* _What the task requires_
Output the rows from the line containing "x-tick-label: Rep_06 [706,495,718,534]" through the line containing "x-tick-label: Veg_2_02 [304,495,316,545]", both included, as a JSON list of strings with one string per line and no blank lines.

* _Material for this task_
──────

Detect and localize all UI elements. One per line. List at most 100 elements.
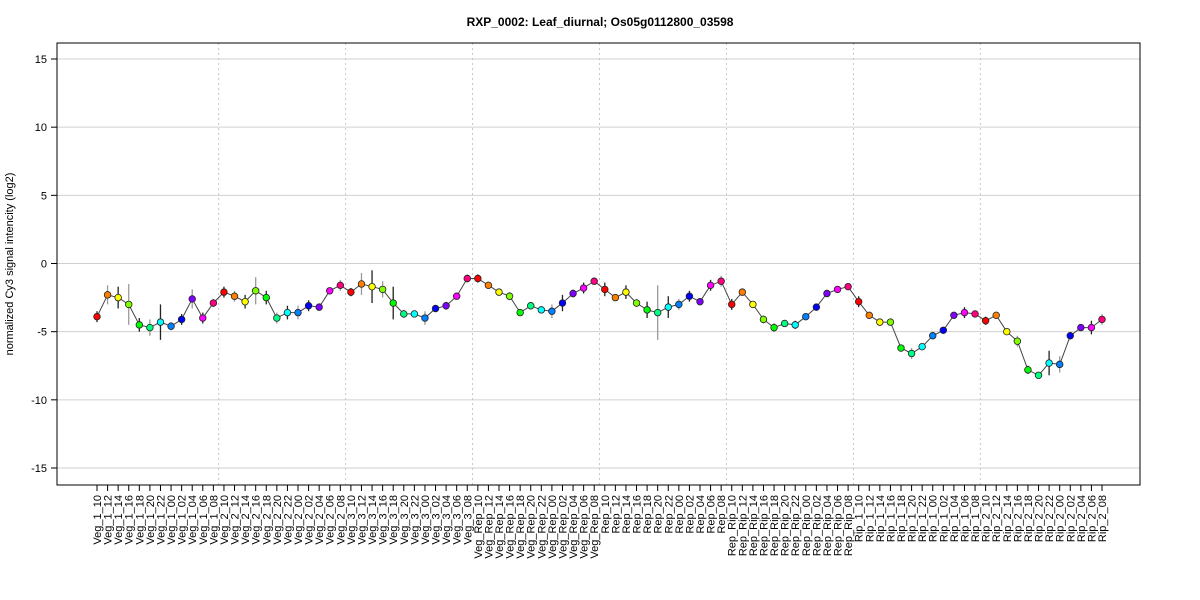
x-tick-label: Rep_06 [706,495,718,534]
data-point [273,314,281,322]
data-point [1055,360,1064,369]
data-point [569,289,577,298]
x-tick-label: Veg_2_22 [282,495,294,545]
x-tick-label: Veg_Rep_20 [526,495,538,559]
data-point [167,322,175,330]
x-tick-label: Veg_Rep_02 [557,495,569,559]
x-tick-label: Rep_Rip_00 [801,495,813,556]
data-point [897,344,905,352]
x-tick-label: Veg_1_06 [198,495,210,545]
x-tick-label: Rip_2_08 [1097,495,1109,542]
x-tick-label: Veg_2_14 [240,495,252,545]
x-tick-label: Veg_2_08 [335,495,347,545]
data-point [981,317,990,325]
data-point [971,310,979,318]
x-tick-label: Veg_2_02 [304,495,316,545]
x-tick-label: Rip_2_16 [1012,495,1024,542]
plot-frame [56,42,1141,486]
data-point [611,293,620,302]
x-tick-label: Veg_1_10 [92,495,104,545]
x-tick-label: Rep_12 [610,495,622,534]
data-point [664,303,672,311]
x-tick-label: Rep_00 [674,495,686,534]
data-point [516,308,524,317]
x-tick-label: Rip_2_22 [1044,495,1056,542]
data-point [421,314,429,322]
data-point [1024,366,1032,374]
x-tick-label: Veg_3_16 [378,495,390,545]
data-point [1066,332,1074,340]
x-tick-label: Rip_2_10 [981,495,993,542]
data-point [865,311,873,320]
x-tick-label: Veg_1_00 [166,495,178,545]
data-point [992,311,1000,320]
data-point [854,297,863,306]
x-tick-label: Veg_2_16 [251,495,263,545]
data-point [749,300,757,309]
series [93,270,1106,379]
y-axis-label: normalized Cy3 signal intencity (log2) [4,173,16,356]
y-tick-label: -15 [31,463,47,475]
x-tick-label: Veg_Rep_14 [494,495,506,559]
data-point [125,300,133,309]
x-tick-label: Veg_1_18 [134,495,146,545]
x-tick-label: Veg_Rep_12 [483,495,495,559]
data-point [791,321,799,329]
x-tick-label: Veg_3_18 [388,495,400,545]
data-point [685,292,694,300]
x-tick-label: Rip_2_14 [1002,495,1014,542]
x-tick-label: Rep_Rip_08 [843,495,855,556]
x-tick-label: Rep_Rip_10 [727,495,739,556]
data-point [294,308,302,317]
x-tick-label: Veg_3_02 [431,495,443,545]
y-tick-label: 10 [35,122,47,134]
data-point [918,342,926,351]
x-tick-label: Veg_1_20 [145,495,157,545]
data-point [590,277,598,285]
x-tick-label: Rip_1_22 [917,495,929,542]
x-tick-label: Veg_Rep_18 [515,495,527,559]
x-tick-label: Rep_Rip_18 [769,495,781,556]
x-tick-label: Veg_Rep_08 [589,495,601,559]
data-point [452,292,461,300]
y-tick-label: 0 [41,259,47,271]
x-tick-label: Rep_Rip_12 [737,495,749,556]
x-tick-label: Rip_2_12 [991,495,1003,542]
data-point [738,288,747,296]
x-tick-label: Veg_3_10 [346,495,358,545]
data-point [601,285,609,294]
data-point [146,323,154,332]
data-point [220,288,228,296]
data-point [1087,323,1096,332]
data-point [1098,315,1106,324]
x-tick-label: Veg_3_14 [367,495,379,545]
data-point [653,308,662,317]
data-point [347,288,355,296]
data-point [622,288,630,296]
x-tick-label: Veg_3_04 [441,495,453,545]
data-point [315,303,323,311]
data-point [823,289,831,298]
x-tick-label: Rip_1_04 [949,495,961,542]
x-tick-label: Rip_2_20 [1034,495,1046,542]
data-point [643,306,651,314]
x-tick-label: Rip_2_02 [1065,495,1077,542]
data-point [527,302,535,310]
x-tick-label: Veg_3_12 [356,495,368,545]
data-point [262,293,270,302]
x-tick-label: Rip_1_08 [970,495,982,542]
data-point [400,310,408,318]
x-tick-label: Veg_3_22 [409,495,421,545]
x-tick-label: Veg_Rep_04 [568,495,580,559]
y-tick-label: -5 [37,327,47,339]
x-tick-label: Veg_Rep_16 [505,495,517,559]
data-point [1077,323,1085,332]
x-tick-label: Rep_22 [663,495,675,534]
x-tick-label: Veg_1_14 [113,495,125,545]
grid [57,58,1140,469]
data-point [812,303,821,311]
x-tick-label: Veg_2_12 [230,495,242,545]
x-tick-label: Rip_1_14 [875,495,887,542]
x-tick-label: Rip_2_18 [1023,495,1035,542]
group-dividers [218,43,981,485]
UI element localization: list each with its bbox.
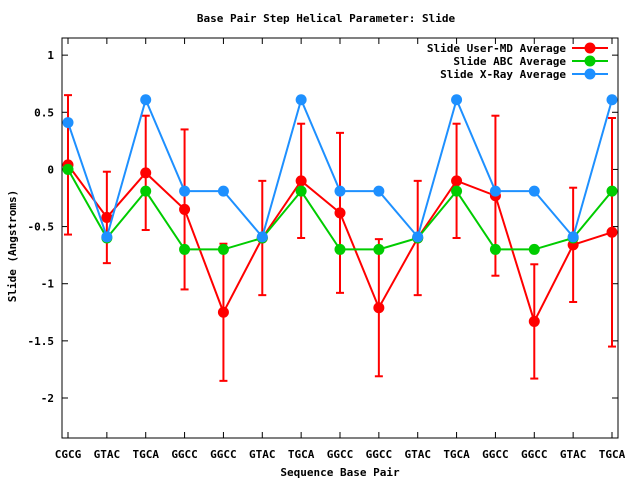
data-point	[489, 243, 501, 255]
y-tick-label: -1	[41, 278, 55, 291]
data-point	[179, 203, 191, 215]
data-point	[256, 231, 268, 243]
data-point	[334, 207, 346, 219]
y-axis: 1 0.5 0 -0.5 -1 -1.5 -2	[28, 49, 618, 405]
data-point	[295, 175, 307, 187]
x-tick-label: GTAC	[560, 448, 587, 461]
data-point	[412, 231, 424, 243]
data-point	[295, 94, 307, 106]
data-point	[528, 243, 540, 255]
data-point	[101, 231, 113, 243]
x-axis: CGCG GTAC TGCA GGCC GGCC GTAC TGCA GGCC GGCC GTAC…	[55, 38, 626, 461]
legend-label: Slide User-MD Average	[427, 42, 566, 55]
data-point	[528, 185, 540, 197]
x-tick-label: TGCA	[443, 448, 470, 461]
x-tick-label: GGCC	[366, 448, 393, 461]
x-tick-label: TGCA	[132, 448, 159, 461]
y-tick-label: 1	[47, 49, 54, 62]
x-tick-label: CGCG	[55, 448, 82, 461]
y-tick-label: -0.5	[28, 221, 55, 234]
data-point	[217, 306, 229, 318]
y-tick-label: -2	[41, 392, 54, 405]
series-layer	[62, 94, 618, 327]
x-tick-label: GGCC	[210, 448, 237, 461]
data-point	[217, 185, 229, 197]
series-3	[62, 94, 618, 243]
data-point	[295, 185, 307, 197]
data-point	[101, 211, 113, 223]
x-tick-label: GGCC	[482, 448, 509, 461]
legend-marker	[584, 68, 596, 80]
data-point	[606, 185, 618, 197]
y-tick-label: 0.5	[34, 106, 54, 119]
x-tick-label: GTAC	[94, 448, 121, 461]
data-point	[62, 117, 74, 129]
data-point	[528, 315, 540, 327]
y-tick-label: 0	[47, 163, 54, 176]
x-axis-label: Sequence Base Pair	[280, 466, 400, 479]
data-point	[179, 185, 191, 197]
y-tick-label: -1.5	[28, 335, 55, 348]
data-point	[489, 185, 501, 197]
data-point	[334, 185, 346, 197]
data-point	[373, 185, 385, 197]
x-tick-label: GGCC	[171, 448, 198, 461]
data-point	[179, 243, 191, 255]
data-point	[140, 94, 152, 106]
data-point	[606, 94, 618, 106]
legend-marker	[584, 42, 596, 54]
series-2	[62, 163, 618, 255]
data-point	[140, 185, 152, 197]
legend-item: Slide User-MD Average	[427, 42, 608, 55]
data-point	[451, 94, 463, 106]
x-tick-label: TGCA	[288, 448, 315, 461]
x-tick-label: GTAC	[404, 448, 431, 461]
data-point	[567, 231, 579, 243]
data-point	[451, 185, 463, 197]
x-tick-label: GGCC	[521, 448, 548, 461]
chart-title: Base Pair Step Helical Parameter: Slide	[197, 12, 456, 25]
data-point	[334, 243, 346, 255]
y-axis-label: Slide (Angstroms)	[6, 190, 19, 303]
x-tick-label: TGCA	[599, 448, 626, 461]
data-point	[451, 175, 463, 187]
data-point	[373, 243, 385, 255]
data-point	[606, 226, 618, 238]
legend-item: Slide ABC Average	[453, 55, 608, 68]
legend-label: Slide X-Ray Average	[440, 68, 566, 81]
legend-label: Slide ABC Average	[453, 55, 566, 68]
data-point	[62, 163, 74, 175]
error-bars	[64, 94, 616, 382]
x-tick-label: GTAC	[249, 448, 276, 461]
data-point	[140, 167, 152, 179]
x-tick-label: GGCC	[327, 448, 354, 461]
legend-marker	[584, 55, 596, 67]
legend-item: Slide X-Ray Average	[440, 68, 608, 81]
data-point	[373, 302, 385, 314]
data-point	[217, 243, 229, 255]
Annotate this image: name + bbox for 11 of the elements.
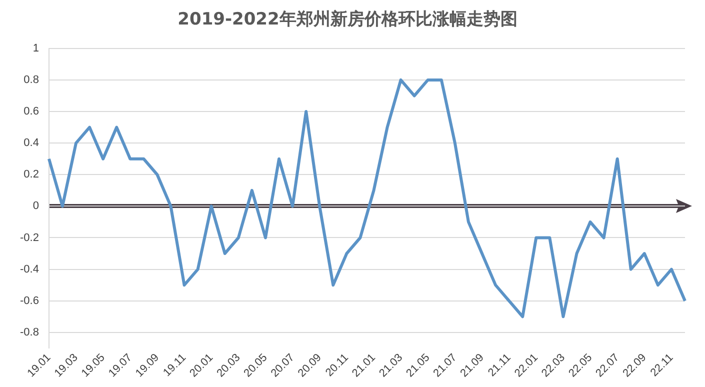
y-tick-label: -0.6 (20, 294, 39, 307)
y-tick-label: 0 (32, 200, 39, 212)
y-tick-label: 0.6 (24, 106, 39, 118)
y-tick-label: 1 (32, 42, 39, 54)
y-tick-label: -0.2 (20, 232, 39, 244)
y-tick-label: -0.8 (20, 326, 39, 338)
y-tick-label: -0.4 (20, 263, 39, 276)
y-tick-label: 0.8 (24, 74, 39, 86)
y-tick-label: 0.2 (24, 168, 39, 181)
y-tick-label: 0.4 (24, 137, 39, 150)
chart-title: 2019-2022年郑州新房价格环比涨幅走势图 (178, 10, 518, 30)
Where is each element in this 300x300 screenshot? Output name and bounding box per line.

──────

* _Correct answer_
[
  "x-tick-label: Rep_06 [706,495,718,534]",
  "data-point [273,314,281,322]",
  "data-point [1055,360,1064,369]",
  "data-point [569,289,577,298]",
  "x-tick-label: Veg_2_22 [282,495,294,545]",
  "x-tick-label: Veg_Rep_20 [526,495,538,559]",
  "data-point [167,322,175,330]",
  "x-tick-label: Veg_Rep_02 [557,495,569,559]",
  "x-tick-label: Rep_Rip_00 [801,495,813,556]",
  "data-point [897,344,905,352]",
  "x-tick-label: Veg_1_06 [198,495,210,545]",
  "x-tick-label: Rip_2_08 [1097,495,1109,542]",
  "x-tick-label: Veg_2_14 [240,495,252,545]",
  "x-tick-label: Veg_2_08 [335,495,347,545]",
  "data-point [981,317,990,325]",
  "data-point [971,310,979,318]",
  "x-tick-label: Veg_2_02 [304,495,316,545]"
]